### [Source data]
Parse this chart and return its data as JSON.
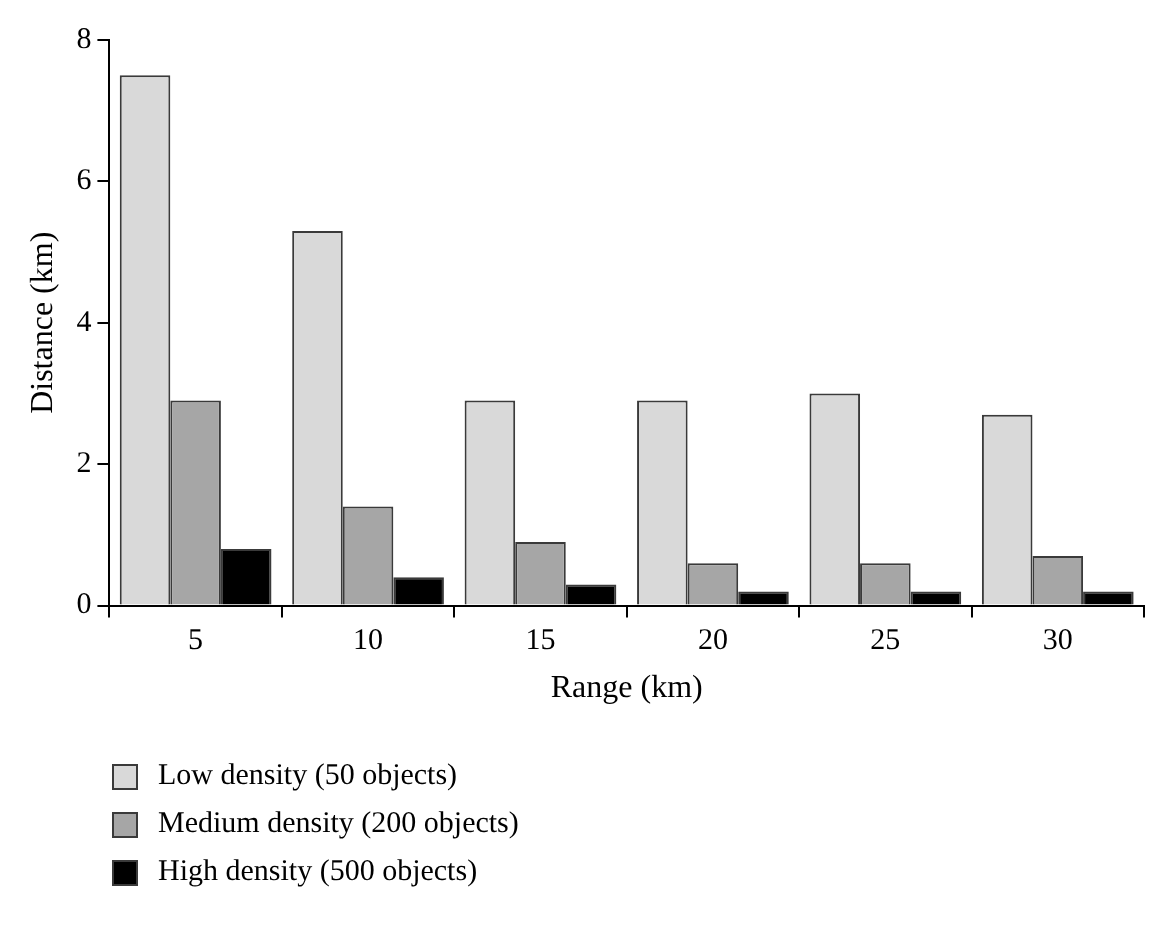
{
  "chart_data": {
    "type": "bar",
    "xlabel": "Range (km)",
    "ylabel": "Distance (km)",
    "categories": [
      "5",
      "10",
      "15",
      "20",
      "25",
      "30"
    ],
    "series": [
      {
        "name": "Low density (50 objects)",
        "color": "#d9d9d9",
        "values": [
          7.5,
          5.3,
          2.9,
          2.9,
          3.0,
          2.7
        ]
      },
      {
        "name": "Medium density (200 objects)",
        "color": "#a6a6a6",
        "values": [
          2.9,
          1.4,
          0.9,
          0.6,
          0.6,
          0.7
        ]
      },
      {
        "name": "High density (500 objects)",
        "color": "#000000",
        "values": [
          0.8,
          0.4,
          0.3,
          0.2,
          0.2,
          0.2
        ]
      }
    ],
    "ylim": [
      0,
      8
    ],
    "yticks": [
      0,
      2,
      4,
      6,
      8
    ],
    "grid": false,
    "legend": "bottom"
  }
}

### [Task prompt]
Quote the material exactly. Pictures stay out.

### [Solution for this exercise]
Parse this chart and return its data as JSON.
{
  "chart_data": {
    "type": "bar",
    "xlabel": "Range (km)",
    "ylabel": "Distance (km)",
    "categories": [
      "5",
      "10",
      "15",
      "20",
      "25",
      "30"
    ],
    "series": [
      {
        "name": "Low density (50 objects)",
        "color": "#d9d9d9",
        "values": [
          7.5,
          5.3,
          2.9,
          2.9,
          3.0,
          2.7
        ]
      },
      {
        "name": "Medium density (200 objects)",
        "color": "#a6a6a6",
        "values": [
          2.9,
          1.4,
          0.9,
          0.6,
          0.6,
          0.7
        ]
      },
      {
        "name": "High density (500 objects)",
        "color": "#000000",
        "values": [
          0.8,
          0.4,
          0.3,
          0.2,
          0.2,
          0.2
        ]
      }
    ],
    "ylim": [
      0,
      8
    ],
    "yticks": [
      0,
      2,
      4,
      6,
      8
    ],
    "grid": false,
    "legend": "bottom"
  }
}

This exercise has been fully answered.